| Provided records |
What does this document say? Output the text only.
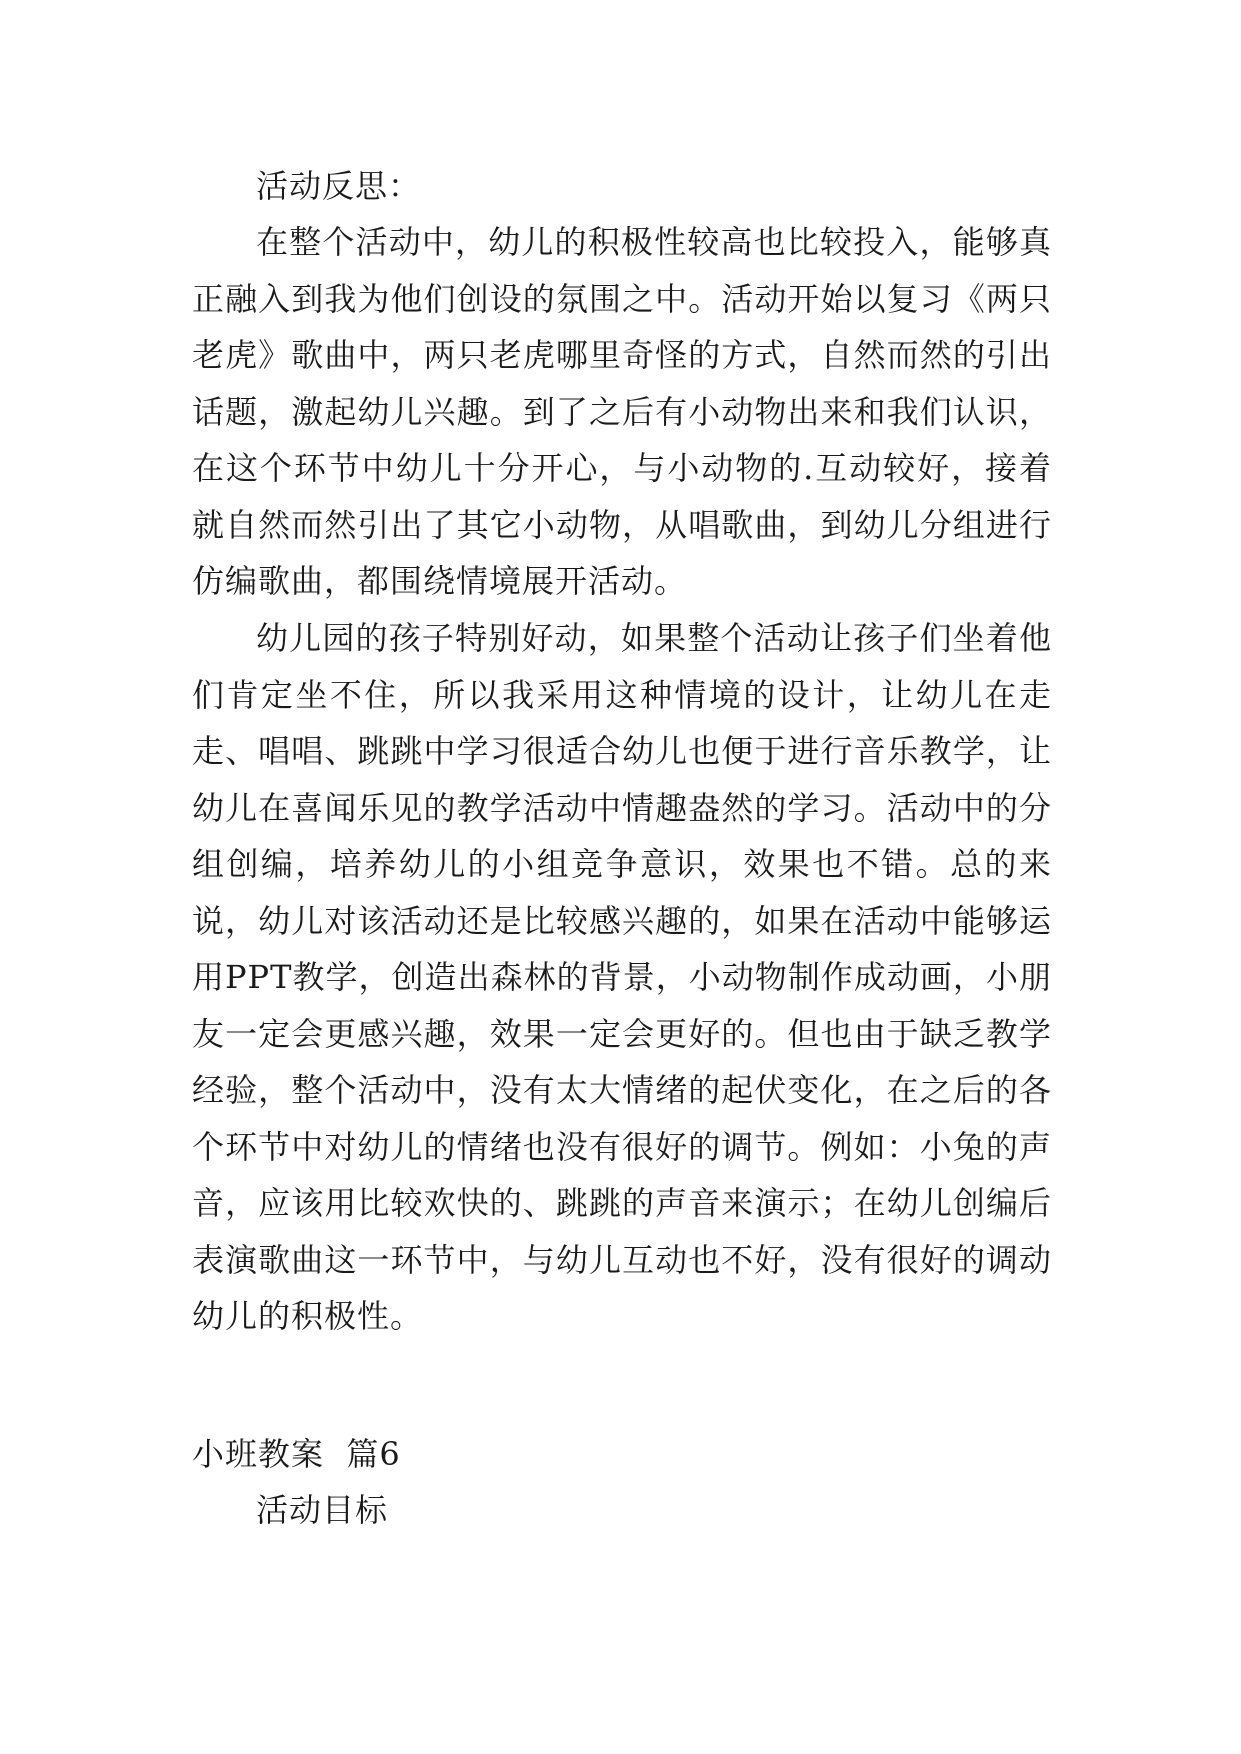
活动反思：

在整个活动中，幼儿的积极性较高也比较投入，能够真正融入到我为他们创设的氛围之中。活动开始以复习《两只老虎》歌曲中，两只老虎哪里奇怪的方式，自然而然的引出话题，激起幼儿兴趣。到了之后有小动物出来和我们认识，在这个环节中幼儿十分开心，与小动物的.互动较好，接着就自然而然引出了其它小动物，从唱歌曲，到幼儿分组进行仿编歌曲，都围绕情境展开活动。

幼儿园的孩子特别好动，如果整个活动让孩子们坐着他们肯定坐不住，所以我采用这种情境的设计，让幼儿在走走、唱唱、跳跳中学习很适合幼儿也便于进行音乐教学，让幼儿在喜闻乐见的教学活动中情趣盎然的学习。活动中的分组创编，培养幼儿的小组竞争意识，效果也不错。总的来说，幼儿对该活动还是比较感兴趣的，如果在活动中能够运用PPT教学，创造出森林的背景，小动物制作成动画，小朋友一定会更感兴趣，效果一定会更好的。但也由于缺乏教学经验，整个活动中，没有太大情绪的起伏变化，在之后的各个环节中对幼儿的情绪也没有很好的调节。例如：小兔的声音，应该用比较欢快的、跳跳的声音来演示；在幼儿创编后表演歌曲这一环节中，与幼儿互动也不好，没有很好的调动幼儿的积极性。

小班教案  篇6
活动目标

| The request |
An exact transcription of all the entries is required, without the pictures.

| Complete answer |
What does this document say? Output the text only.
活动反思：

在整个活动中，幼儿的积极性较高也比较投入，能够真正融入到我为他们创设的氛围之中。活动开始以复习《两只老虎》歌曲中，两只老虎哪里奇怪的方式，自然而然的引出话题，激起幼儿兴趣。到了之后有小动物出来和我们认识，在这个环节中幼儿十分开心，与小动物的.互动较好，接着就自然而然引出了其它小动物，从唱歌曲，到幼儿分组进行仿编歌曲，都围绕情境展开活动。

幼儿园的孩子特别好动，如果整个活动让孩子们坐着他们肯定坐不住，所以我采用这种情境的设计，让幼儿在走走、唱唱、跳跳中学习很适合幼儿也便于进行音乐教学，让幼儿在喜闻乐见的教学活动中情趣盎然的学习。活动中的分组创编，培养幼儿的小组竞争意识，效果也不错。总的来说，幼儿对该活动还是比较感兴趣的，如果在活动中能够运用PPT教学，创造出森林的背景，小动物制作成动画，小朋友一定会更感兴趣，效果一定会更好的。但也由于缺乏教学经验，整个活动中，没有太大情绪的起伏变化，在之后的各个环节中对幼儿的情绪也没有很好的调节。例如：小兔的声音，应该用比较欢快的、跳跳的声音来演示；在幼儿创编后表演歌曲这一环节中，与幼儿互动也不好，没有很好的调动幼儿的积极性。

小班教案  篇6
活动目标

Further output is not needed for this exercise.